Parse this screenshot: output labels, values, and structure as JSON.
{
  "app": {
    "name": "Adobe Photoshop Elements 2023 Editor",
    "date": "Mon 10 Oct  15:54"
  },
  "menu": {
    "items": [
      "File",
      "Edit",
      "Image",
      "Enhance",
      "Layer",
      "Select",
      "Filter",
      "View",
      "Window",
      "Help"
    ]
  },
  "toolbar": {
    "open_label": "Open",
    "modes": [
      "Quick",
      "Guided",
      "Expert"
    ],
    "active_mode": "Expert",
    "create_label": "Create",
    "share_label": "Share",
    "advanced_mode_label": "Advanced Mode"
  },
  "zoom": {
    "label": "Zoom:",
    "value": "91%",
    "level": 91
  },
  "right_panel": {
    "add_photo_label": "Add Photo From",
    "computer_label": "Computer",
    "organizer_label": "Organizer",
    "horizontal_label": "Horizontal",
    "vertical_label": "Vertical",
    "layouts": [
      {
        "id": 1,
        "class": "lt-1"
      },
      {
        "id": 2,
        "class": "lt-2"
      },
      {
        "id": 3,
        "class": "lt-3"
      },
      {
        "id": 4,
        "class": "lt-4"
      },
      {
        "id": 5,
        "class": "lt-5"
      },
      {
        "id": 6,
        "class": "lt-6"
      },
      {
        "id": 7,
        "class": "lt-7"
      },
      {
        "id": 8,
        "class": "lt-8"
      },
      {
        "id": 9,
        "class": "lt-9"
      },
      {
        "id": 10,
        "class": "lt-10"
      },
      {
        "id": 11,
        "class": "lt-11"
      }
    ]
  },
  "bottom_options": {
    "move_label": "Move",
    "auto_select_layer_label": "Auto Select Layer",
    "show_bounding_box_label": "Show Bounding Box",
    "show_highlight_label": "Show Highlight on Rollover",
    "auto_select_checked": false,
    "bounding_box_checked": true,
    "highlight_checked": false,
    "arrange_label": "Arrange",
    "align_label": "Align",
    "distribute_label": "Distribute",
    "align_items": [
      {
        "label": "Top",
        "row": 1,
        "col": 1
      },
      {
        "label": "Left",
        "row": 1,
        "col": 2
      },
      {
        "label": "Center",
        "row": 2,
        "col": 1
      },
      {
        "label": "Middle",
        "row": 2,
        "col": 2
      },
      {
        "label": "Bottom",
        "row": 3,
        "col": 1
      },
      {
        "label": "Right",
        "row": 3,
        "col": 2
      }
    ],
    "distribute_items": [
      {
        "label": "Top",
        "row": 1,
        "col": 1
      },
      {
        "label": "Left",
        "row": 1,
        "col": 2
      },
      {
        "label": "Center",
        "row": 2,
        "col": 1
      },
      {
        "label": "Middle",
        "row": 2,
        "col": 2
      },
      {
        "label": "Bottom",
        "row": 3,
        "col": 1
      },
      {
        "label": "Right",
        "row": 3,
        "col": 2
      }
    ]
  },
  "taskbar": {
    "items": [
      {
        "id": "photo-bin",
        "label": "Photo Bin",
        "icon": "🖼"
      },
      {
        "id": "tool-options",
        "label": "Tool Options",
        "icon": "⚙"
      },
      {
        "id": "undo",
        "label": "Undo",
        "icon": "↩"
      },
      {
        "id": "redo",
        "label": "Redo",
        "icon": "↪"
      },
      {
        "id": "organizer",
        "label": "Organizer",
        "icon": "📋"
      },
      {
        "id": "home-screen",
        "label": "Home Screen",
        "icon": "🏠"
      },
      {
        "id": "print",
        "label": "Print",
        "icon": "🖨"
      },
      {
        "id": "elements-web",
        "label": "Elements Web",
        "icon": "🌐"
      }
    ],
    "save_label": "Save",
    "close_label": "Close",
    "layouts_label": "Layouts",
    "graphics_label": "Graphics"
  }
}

_ _ _ _ _

## Given problem
Report only the count of lines that include the string "false".

## Response to the task
2